_Exercise_: Reproduce all of the data word for word.

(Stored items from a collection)
-------------------------

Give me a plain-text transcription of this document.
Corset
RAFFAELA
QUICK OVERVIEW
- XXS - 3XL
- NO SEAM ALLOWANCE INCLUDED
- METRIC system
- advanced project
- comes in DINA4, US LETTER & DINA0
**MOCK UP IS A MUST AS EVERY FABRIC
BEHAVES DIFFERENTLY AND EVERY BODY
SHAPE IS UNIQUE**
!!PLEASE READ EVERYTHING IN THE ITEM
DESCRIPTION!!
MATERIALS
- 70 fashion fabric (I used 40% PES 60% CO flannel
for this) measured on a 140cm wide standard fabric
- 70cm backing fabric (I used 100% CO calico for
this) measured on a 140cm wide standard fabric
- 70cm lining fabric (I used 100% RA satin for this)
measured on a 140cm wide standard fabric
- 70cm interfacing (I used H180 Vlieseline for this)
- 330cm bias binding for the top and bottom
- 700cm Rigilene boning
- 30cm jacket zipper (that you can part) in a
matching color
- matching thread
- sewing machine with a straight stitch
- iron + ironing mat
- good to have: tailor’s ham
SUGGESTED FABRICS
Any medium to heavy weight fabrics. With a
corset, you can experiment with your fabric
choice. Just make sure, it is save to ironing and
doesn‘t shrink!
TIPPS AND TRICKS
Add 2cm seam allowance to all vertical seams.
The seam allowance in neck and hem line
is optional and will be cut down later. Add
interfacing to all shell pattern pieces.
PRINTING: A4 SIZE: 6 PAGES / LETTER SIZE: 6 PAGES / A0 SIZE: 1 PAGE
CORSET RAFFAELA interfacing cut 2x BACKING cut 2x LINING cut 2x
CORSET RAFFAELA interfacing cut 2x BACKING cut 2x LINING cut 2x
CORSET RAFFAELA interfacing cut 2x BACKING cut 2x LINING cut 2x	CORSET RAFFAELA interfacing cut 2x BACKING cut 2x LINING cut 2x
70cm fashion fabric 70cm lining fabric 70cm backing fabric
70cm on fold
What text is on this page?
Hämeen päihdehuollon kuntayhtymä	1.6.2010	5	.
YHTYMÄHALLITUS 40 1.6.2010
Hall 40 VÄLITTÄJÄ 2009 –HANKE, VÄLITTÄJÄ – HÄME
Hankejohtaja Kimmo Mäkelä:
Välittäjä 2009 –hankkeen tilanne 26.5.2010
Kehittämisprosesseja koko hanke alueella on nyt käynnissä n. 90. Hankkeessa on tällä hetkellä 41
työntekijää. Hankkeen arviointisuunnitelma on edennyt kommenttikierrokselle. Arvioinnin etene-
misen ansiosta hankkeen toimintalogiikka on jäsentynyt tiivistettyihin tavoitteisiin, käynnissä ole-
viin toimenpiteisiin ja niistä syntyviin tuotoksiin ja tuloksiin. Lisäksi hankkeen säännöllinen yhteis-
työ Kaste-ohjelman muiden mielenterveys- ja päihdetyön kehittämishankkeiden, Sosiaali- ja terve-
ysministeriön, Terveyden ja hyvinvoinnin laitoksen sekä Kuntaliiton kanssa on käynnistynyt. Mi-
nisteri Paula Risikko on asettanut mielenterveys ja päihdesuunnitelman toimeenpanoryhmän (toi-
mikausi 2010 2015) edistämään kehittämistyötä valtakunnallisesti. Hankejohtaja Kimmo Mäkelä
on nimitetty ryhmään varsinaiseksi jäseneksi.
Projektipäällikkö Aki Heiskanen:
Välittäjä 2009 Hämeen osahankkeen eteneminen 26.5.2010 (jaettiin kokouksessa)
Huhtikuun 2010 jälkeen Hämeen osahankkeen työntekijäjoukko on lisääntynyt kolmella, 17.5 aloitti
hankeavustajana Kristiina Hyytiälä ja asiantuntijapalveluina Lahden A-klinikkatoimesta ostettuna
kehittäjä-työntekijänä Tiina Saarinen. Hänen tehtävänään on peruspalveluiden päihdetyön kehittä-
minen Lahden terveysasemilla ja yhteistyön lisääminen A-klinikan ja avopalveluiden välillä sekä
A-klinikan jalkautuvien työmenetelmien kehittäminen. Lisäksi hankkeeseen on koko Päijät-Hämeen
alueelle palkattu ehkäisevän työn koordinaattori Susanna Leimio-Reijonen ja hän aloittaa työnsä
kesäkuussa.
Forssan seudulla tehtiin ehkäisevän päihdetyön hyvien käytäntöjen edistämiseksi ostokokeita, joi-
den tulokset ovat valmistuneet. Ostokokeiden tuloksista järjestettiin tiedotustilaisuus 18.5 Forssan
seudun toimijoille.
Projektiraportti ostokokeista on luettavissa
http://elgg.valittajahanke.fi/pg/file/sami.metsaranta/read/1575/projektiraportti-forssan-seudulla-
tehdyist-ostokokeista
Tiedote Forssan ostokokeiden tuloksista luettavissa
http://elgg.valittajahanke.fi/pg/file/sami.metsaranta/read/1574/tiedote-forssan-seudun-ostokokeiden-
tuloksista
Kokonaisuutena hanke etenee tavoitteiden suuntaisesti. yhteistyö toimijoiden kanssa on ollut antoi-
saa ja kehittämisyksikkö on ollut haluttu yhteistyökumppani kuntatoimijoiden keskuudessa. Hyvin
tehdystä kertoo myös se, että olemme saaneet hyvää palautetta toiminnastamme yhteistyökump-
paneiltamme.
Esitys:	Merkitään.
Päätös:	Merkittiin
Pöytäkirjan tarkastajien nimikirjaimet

-------------------------

_The completed task_:
Give me a plain-text transcription of this document.
Corset
RAFFAELA
QUICK OVERVIEW
- XXS - 3XL
- NO SEAM ALLOWANCE INCLUDED
- METRIC system
- advanced project
- comes in DINA4, US LETTER & DINA0
**MOCK UP IS A MUST AS EVERY FABRIC
BEHAVES DIFFERENTLY AND EVERY BODY
SHAPE IS UNIQUE**
!!PLEASE READ EVERYTHING IN THE ITEM
DESCRIPTION!!
MATERIALS
- 70 fashion fabric (I used 40% PES 60% CO flannel
for this) measured on a 140cm wide standard fabric
- 70cm backing fabric (I used 100% CO calico for
this) measured on a 140cm wide standard fabric
- 70cm lining fabric (I used 100% RA satin for this)
measured on a 140cm wide standard fabric
- 70cm interfacing (I used H180 Vlieseline for this)
- 330cm bias binding for the top and bottom
- 700cm Rigilene boning
- 30cm jacket zipper (that you can part) in a
matching color
- matching thread
- sewing machine with a straight stitch
- iron + ironing mat
- good to have: tailor’s ham
SUGGESTED FABRICS
Any medium to heavy weight fabrics. With a
corset, you can experiment with your fabric
choice. Just make sure, it is save to ironing and
doesn‘t shrink!
TIPPS AND TRICKS
Add 2cm seam allowance to all vertical seams.
The seam allowance in neck and hem line
is optional and will be cut down later. Add
interfacing to all shell pattern pieces.
PRINTING: A4 SIZE: 6 PAGES / LETTER SIZE: 6 PAGES / A0 SIZE: 1 PAGE
CORSET RAFFAELA interfacing cut 2x BACKING cut 2x LINING cut 2x
CORSET RAFFAELA interfacing cut 2x BACKING cut 2x LINING cut 2x
CORSET RAFFAELA interfacing cut 2x BACKING cut 2x LINING cut 2x	CORSET RAFFAELA interfacing cut 2x BACKING cut 2x LINING cut 2x
70cm fashion fabric 70cm lining fabric 70cm backing fabric
70cm on fold
What text is on this page?
Hämeen päihdehuollon kuntayhtymä	1.6.2010	5	.
YHTYMÄHALLITUS 40 1.6.2010
Hall 40 VÄLITTÄJÄ 2009 –HANKE, VÄLITTÄJÄ – HÄME
Hankejohtaja Kimmo Mäkelä:
Välittäjä 2009 –hankkeen tilanne 26.5.2010
Kehittämisprosesseja koko hanke alueella on nyt käynnissä n. 90. Hankkeessa on tällä hetkellä 41
työntekijää. Hankkeen arviointisuunnitelma on edennyt kommenttikierrokselle. Arvioinnin etene-
misen ansiosta hankkeen toimintalogiikka on jäsentynyt tiivistettyihin tavoitteisiin, käynnissä ole-
viin toimenpiteisiin ja niistä syntyviin tuotoksiin ja tuloksiin. Lisäksi hankkeen säännöllinen yhteis-
työ Kaste-ohjelman muiden mielenterveys- ja päihdetyön kehittämishankkeiden, Sosiaali- ja terve-
ysministeriön, Terveyden ja hyvinvoinnin laitoksen sekä Kuntaliiton kanssa on käynnistynyt. Mi-
nisteri Paula Risikko on asettanut mielenterveys ja päihdesuunnitelman toimeenpanoryhmän (toi-
mikausi 2010 2015) edistämään kehittämistyötä valtakunnallisesti. Hankejohtaja Kimmo Mäkelä
on nimitetty ryhmään varsinaiseksi jäseneksi.
Projektipäällikkö Aki Heiskanen:
Välittäjä 2009 Hämeen osahankkeen eteneminen 26.5.2010 (jaettiin kokouksessa)
Huhtikuun 2010 jälkeen Hämeen osahankkeen työntekijäjoukko on lisääntynyt kolmella, 17.5 aloitti
hankeavustajana Kristiina Hyytiälä ja asiantuntijapalveluina Lahden A-klinikkatoimesta ostettuna
kehittäjä-työntekijänä Tiina Saarinen. Hänen tehtävänään on peruspalveluiden päihdetyön kehittä-
minen Lahden terveysasemilla ja yhteistyön lisääminen A-klinikan ja avopalveluiden välillä sekä
A-klinikan jalkautuvien työmenetelmien kehittäminen. Lisäksi hankkeeseen on koko Päijät-Hämeen
alueelle palkattu ehkäisevän työn koordinaattori Susanna Leimio-Reijonen ja hän aloittaa työnsä
kesäkuussa.
Forssan seudulla tehtiin ehkäisevän päihdetyön hyvien käytäntöjen edistämiseksi ostokokeita, joi-
den tulokset ovat valmistuneet. Ostokokeiden tuloksista järjestettiin tiedotustilaisuus 18.5 Forssan
seudun toimijoille.
Projektiraportti ostokokeista on luettavissa
http://elgg.valittajahanke.fi/pg/file/sami.metsaranta/read/1575/projektiraportti-forssan-seudulla-
tehdyist-ostokokeista
Tiedote Forssan ostokokeiden tuloksista luettavissa
http://elgg.valittajahanke.fi/pg/file/sami.metsaranta/read/1574/tiedote-forssan-seudun-ostokokeiden-
tuloksista
Kokonaisuutena hanke etenee tavoitteiden suuntaisesti. yhteistyö toimijoiden kanssa on ollut antoi-
saa ja kehittämisyksikkö on ollut haluttu yhteistyökumppani kuntatoimijoiden keskuudessa. Hyvin
tehdystä kertoo myös se, että olemme saaneet hyvää palautetta toiminnastamme yhteistyökump-
paneiltamme.
Esitys:	Merkitään.
Päätös:	Merkittiin
Pöytäkirjan tarkastajien nimikirjaimet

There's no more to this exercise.